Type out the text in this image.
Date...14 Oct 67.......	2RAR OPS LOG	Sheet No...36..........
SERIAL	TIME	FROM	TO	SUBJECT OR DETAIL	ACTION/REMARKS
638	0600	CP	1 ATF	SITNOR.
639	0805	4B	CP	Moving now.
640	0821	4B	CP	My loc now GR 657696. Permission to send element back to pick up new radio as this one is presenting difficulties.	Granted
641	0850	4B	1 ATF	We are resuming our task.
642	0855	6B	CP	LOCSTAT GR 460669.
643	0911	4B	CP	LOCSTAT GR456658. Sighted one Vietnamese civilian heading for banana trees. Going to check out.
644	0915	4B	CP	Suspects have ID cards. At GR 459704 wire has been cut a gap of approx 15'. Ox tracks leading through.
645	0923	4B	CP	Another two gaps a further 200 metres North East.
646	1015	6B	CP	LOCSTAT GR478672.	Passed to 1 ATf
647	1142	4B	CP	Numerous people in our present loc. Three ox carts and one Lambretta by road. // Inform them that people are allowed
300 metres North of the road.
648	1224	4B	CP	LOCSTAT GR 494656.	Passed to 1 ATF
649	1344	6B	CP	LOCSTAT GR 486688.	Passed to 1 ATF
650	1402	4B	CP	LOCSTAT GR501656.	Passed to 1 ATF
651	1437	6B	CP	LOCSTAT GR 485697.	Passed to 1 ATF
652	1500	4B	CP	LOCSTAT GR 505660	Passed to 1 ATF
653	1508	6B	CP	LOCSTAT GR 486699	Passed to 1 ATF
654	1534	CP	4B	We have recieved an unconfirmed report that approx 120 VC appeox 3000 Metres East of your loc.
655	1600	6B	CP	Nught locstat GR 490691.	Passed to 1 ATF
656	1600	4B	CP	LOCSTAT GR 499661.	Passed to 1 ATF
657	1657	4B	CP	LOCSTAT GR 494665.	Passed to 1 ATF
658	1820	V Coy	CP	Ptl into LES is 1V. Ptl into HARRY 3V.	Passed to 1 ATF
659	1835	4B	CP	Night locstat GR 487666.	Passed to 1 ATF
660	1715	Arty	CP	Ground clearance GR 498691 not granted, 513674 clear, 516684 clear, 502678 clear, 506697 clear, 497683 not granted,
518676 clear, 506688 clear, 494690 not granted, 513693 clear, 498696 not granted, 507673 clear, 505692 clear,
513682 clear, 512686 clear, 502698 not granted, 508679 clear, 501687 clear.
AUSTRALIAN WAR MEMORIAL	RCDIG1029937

> [Brief]
Using the material above, print every entry exactly as written.

> [Result below]
Type out the text in this image.
Date...14 Oct 67.......	2RAR OPS LOG	Sheet No...36..........
SERIAL	TIME	FROM	TO	SUBJECT OR DETAIL	ACTION/REMARKS
638	0600	CP	1 ATF	SITNOR.
639	0805	4B	CP	Moving now.
640	0821	4B	CP	My loc now GR 657696. Permission to send element back to pick up new radio as this one is presenting difficulties.	Granted
641	0850	4B	1 ATF	We are resuming our task.
642	0855	6B	CP	LOCSTAT GR 460669.
643	0911	4B	CP	LOCSTAT GR456658. Sighted one Vietnamese civilian heading for banana trees. Going to check out.
644	0915	4B	CP	Suspects have ID cards. At GR 459704 wire has been cut a gap of approx 15'. Ox tracks leading through.
645	0923	4B	CP	Another two gaps a further 200 metres North East.
646	1015	6B	CP	LOCSTAT GR478672.	Passed to 1 ATf
647	1142	4B	CP	Numerous people in our present loc. Three ox carts and one Lambretta by road. // Inform them that people are allowed
300 metres North of the road.
648	1224	4B	CP	LOCSTAT GR 494656.	Passed to 1 ATF
649	1344	6B	CP	LOCSTAT GR 486688.	Passed to 1 ATF
650	1402	4B	CP	LOCSTAT GR501656.	Passed to 1 ATF
651	1437	6B	CP	LOCSTAT GR 485697.	Passed to 1 ATF
652	1500	4B	CP	LOCSTAT GR 505660	Passed to 1 ATF
653	1508	6B	CP	LOCSTAT GR 486699	Passed to 1 ATF
654	1534	CP	4B	We have recieved an unconfirmed report that approx 120 VC appeox 3000 Metres East of your loc.
655	1600	6B	CP	Nught locstat GR 490691.	Passed to 1 ATF
656	1600	4B	CP	LOCSTAT GR 499661.	Passed to 1 ATF
657	1657	4B	CP	LOCSTAT GR 494665.	Passed to 1 ATF
658	1820	V Coy	CP	Ptl into LES is 1V. Ptl into HARRY 3V.	Passed to 1 ATF
659	1835	4B	CP	Night locstat GR 487666.	Passed to 1 ATF
660	1715	Arty	CP	Ground clearance GR 498691 not granted, 513674 clear, 516684 clear, 502678 clear, 506697 clear, 497683 not granted,
518676 clear, 506688 clear, 494690 not granted, 513693 clear, 498696 not granted, 507673 clear, 505692 clear,
513682 clear, 512686 clear, 502698 not granted, 508679 clear, 501687 clear.
AUSTRALIAN WAR MEMORIAL	RCDIG1029937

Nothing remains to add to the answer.